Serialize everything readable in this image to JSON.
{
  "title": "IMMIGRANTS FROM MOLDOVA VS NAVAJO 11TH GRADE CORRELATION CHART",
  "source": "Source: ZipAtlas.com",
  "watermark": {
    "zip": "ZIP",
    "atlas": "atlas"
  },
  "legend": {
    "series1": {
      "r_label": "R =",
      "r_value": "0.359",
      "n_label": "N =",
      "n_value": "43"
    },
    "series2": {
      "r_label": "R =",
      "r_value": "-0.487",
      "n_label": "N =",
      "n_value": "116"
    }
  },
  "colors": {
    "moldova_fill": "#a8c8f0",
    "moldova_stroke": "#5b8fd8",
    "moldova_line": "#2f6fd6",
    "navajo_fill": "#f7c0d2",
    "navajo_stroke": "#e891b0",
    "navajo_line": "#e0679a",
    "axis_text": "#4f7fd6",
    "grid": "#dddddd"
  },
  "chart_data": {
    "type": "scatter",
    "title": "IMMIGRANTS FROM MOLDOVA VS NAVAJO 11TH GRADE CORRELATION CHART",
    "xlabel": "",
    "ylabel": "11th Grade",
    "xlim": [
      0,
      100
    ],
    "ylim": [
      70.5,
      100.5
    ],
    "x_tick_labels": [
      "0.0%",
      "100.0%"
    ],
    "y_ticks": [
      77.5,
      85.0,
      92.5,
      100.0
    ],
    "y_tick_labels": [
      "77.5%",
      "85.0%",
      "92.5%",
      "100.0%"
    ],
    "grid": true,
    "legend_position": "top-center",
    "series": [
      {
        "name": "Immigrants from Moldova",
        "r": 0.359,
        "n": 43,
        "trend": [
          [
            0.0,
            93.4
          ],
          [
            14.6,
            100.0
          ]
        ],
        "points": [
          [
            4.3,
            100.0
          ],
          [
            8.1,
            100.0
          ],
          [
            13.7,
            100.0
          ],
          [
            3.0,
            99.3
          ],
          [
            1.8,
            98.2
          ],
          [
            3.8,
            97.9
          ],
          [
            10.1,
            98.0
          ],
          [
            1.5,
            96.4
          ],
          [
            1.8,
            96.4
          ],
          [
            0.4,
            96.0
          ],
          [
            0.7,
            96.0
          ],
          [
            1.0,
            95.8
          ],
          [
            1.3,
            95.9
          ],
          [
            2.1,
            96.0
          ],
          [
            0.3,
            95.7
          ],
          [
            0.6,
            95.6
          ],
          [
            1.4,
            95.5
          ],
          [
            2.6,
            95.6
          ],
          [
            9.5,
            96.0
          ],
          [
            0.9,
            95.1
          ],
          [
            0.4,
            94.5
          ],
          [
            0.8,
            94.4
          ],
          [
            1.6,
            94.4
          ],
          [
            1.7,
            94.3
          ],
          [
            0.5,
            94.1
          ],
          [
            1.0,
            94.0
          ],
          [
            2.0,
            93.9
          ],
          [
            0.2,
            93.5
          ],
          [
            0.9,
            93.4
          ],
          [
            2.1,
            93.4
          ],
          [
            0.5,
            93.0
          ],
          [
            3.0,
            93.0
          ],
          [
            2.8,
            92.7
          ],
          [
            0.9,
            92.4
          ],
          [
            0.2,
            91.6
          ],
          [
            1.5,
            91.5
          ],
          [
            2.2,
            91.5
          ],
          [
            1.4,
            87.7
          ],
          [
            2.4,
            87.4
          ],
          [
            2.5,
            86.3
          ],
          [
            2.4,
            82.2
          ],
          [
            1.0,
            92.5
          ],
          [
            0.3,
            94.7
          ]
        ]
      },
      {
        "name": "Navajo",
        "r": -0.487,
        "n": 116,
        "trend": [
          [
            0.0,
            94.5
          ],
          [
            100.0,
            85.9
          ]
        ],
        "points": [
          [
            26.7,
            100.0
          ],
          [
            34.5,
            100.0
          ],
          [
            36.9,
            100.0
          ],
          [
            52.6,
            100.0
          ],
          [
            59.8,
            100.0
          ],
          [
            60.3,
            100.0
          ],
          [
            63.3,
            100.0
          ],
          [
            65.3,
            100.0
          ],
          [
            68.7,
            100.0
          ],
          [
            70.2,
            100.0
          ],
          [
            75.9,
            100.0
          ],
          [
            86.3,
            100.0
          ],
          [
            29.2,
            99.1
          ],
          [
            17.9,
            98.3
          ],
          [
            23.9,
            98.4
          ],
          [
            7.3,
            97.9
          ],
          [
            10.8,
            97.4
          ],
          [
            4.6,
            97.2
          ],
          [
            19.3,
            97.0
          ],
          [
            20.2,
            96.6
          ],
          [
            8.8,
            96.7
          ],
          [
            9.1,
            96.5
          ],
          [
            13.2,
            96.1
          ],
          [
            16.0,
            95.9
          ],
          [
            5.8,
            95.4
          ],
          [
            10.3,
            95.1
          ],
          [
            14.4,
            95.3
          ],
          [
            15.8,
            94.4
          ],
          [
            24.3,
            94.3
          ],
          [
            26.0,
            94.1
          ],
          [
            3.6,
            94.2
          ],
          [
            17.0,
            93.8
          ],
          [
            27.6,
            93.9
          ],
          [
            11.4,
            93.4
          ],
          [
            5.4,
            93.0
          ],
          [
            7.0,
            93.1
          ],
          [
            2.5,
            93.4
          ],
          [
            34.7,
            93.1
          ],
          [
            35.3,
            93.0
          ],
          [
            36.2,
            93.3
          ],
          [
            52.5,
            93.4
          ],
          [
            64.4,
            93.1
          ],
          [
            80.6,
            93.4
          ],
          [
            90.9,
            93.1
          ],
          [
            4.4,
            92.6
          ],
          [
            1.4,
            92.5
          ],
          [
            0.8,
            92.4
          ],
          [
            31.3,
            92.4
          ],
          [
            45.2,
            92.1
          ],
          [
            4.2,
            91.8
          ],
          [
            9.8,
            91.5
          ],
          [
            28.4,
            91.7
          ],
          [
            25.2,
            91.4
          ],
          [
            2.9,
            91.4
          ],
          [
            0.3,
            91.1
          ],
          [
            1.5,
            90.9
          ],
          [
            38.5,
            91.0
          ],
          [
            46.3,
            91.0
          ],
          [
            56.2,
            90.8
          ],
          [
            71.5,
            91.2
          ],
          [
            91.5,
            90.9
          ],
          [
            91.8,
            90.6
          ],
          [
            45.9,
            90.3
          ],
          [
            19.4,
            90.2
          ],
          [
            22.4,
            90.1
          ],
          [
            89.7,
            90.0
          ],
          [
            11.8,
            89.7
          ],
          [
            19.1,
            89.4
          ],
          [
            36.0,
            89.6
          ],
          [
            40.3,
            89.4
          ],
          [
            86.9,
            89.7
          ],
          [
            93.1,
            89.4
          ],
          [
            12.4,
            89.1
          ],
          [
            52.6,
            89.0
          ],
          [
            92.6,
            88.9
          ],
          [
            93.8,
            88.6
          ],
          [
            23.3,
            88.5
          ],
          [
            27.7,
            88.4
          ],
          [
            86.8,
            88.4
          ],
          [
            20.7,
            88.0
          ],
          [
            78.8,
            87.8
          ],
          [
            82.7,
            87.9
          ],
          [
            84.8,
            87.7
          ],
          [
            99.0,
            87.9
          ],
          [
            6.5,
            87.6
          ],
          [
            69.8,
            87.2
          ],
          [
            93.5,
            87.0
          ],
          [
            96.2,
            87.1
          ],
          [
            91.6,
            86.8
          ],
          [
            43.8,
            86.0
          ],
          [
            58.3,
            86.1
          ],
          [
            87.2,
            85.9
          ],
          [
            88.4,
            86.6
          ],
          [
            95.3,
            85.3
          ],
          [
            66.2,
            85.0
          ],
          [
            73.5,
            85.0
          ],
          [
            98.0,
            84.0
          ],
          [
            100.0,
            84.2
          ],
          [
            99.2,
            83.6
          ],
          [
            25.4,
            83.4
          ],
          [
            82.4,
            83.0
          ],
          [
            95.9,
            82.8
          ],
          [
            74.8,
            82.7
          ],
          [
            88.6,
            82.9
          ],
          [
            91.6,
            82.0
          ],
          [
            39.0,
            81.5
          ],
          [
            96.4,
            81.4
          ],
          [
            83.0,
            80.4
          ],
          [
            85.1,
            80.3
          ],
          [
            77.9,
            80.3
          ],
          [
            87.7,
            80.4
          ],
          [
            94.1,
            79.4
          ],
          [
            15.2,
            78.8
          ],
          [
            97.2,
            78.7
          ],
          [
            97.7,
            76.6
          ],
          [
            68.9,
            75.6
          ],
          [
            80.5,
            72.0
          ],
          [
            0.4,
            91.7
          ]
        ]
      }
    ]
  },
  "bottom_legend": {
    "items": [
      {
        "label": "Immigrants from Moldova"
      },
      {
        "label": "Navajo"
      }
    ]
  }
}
□ □ □ □ □
▶ **TASK STATEMENT**: Examine the data above and state how many of its lines contain the word "name", with no further remarks.

▶ **EXERCISE SOLUTION**: 2